Start of Input
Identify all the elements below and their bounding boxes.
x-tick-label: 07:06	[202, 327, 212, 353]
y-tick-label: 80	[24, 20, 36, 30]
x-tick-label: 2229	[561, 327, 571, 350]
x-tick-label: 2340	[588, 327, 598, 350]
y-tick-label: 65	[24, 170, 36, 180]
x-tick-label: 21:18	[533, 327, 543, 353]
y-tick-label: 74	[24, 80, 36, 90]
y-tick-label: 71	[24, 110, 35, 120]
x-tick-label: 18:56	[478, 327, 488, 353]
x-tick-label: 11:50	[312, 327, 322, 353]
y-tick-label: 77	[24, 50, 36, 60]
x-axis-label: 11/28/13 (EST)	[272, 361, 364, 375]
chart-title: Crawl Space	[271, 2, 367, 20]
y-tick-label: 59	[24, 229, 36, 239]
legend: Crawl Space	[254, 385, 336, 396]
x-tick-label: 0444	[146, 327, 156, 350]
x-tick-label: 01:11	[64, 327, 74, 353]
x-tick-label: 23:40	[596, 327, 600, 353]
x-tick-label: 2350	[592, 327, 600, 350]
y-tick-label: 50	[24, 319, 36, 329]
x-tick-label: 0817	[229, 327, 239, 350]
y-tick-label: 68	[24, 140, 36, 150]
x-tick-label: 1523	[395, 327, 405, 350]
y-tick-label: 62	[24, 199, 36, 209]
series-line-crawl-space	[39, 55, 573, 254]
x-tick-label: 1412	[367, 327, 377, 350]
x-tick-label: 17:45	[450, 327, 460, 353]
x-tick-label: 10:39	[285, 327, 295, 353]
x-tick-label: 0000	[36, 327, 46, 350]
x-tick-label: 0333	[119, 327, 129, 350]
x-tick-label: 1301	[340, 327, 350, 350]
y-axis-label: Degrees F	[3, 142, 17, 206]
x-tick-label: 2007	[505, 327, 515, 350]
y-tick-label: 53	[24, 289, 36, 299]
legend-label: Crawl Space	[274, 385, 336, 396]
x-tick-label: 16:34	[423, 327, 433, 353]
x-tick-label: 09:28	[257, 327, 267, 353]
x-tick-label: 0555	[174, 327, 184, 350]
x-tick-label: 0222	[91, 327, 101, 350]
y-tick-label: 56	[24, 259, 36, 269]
End of Input
What to produce
Could you repeat every line of the records above exactly, from start to finish?

Result
Identify all the elements below and their bounding boxes.
x-tick-label: 07:06	[202, 327, 212, 353]
y-tick-label: 80	[24, 20, 36, 30]
x-tick-label: 2229	[561, 327, 571, 350]
x-tick-label: 2340	[588, 327, 598, 350]
y-tick-label: 65	[24, 170, 36, 180]
x-tick-label: 21:18	[533, 327, 543, 353]
y-tick-label: 74	[24, 80, 36, 90]
y-tick-label: 71	[24, 110, 35, 120]
x-tick-label: 18:56	[478, 327, 488, 353]
x-tick-label: 11:50	[312, 327, 322, 353]
y-tick-label: 77	[24, 50, 36, 60]
x-axis-label: 11/28/13 (EST)	[272, 361, 364, 375]
chart-title: Crawl Space	[271, 2, 367, 20]
y-tick-label: 59	[24, 229, 36, 239]
legend: Crawl Space	[254, 385, 336, 396]
x-tick-label: 0444	[146, 327, 156, 350]
x-tick-label: 01:11	[64, 327, 74, 353]
x-tick-label: 23:40	[596, 327, 600, 353]
x-tick-label: 2350	[592, 327, 600, 350]
y-tick-label: 50	[24, 319, 36, 329]
x-tick-label: 0817	[229, 327, 239, 350]
y-tick-label: 68	[24, 140, 36, 150]
x-tick-label: 1523	[395, 327, 405, 350]
y-tick-label: 62	[24, 199, 36, 209]
series-line-crawl-space	[39, 55, 573, 254]
x-tick-label: 1412	[367, 327, 377, 350]
x-tick-label: 17:45	[450, 327, 460, 353]
x-tick-label: 10:39	[285, 327, 295, 353]
x-tick-label: 0000	[36, 327, 46, 350]
x-tick-label: 0333	[119, 327, 129, 350]
x-tick-label: 1301	[340, 327, 350, 350]
y-axis-label: Degrees F	[3, 142, 17, 206]
x-tick-label: 2007	[505, 327, 515, 350]
y-tick-label: 53	[24, 289, 36, 299]
legend-label: Crawl Space	[274, 385, 336, 396]
x-tick-label: 16:34	[423, 327, 433, 353]
x-tick-label: 09:28	[257, 327, 267, 353]
x-tick-label: 0555	[174, 327, 184, 350]
x-tick-label: 0222	[91, 327, 101, 350]
y-tick-label: 56	[24, 259, 36, 269]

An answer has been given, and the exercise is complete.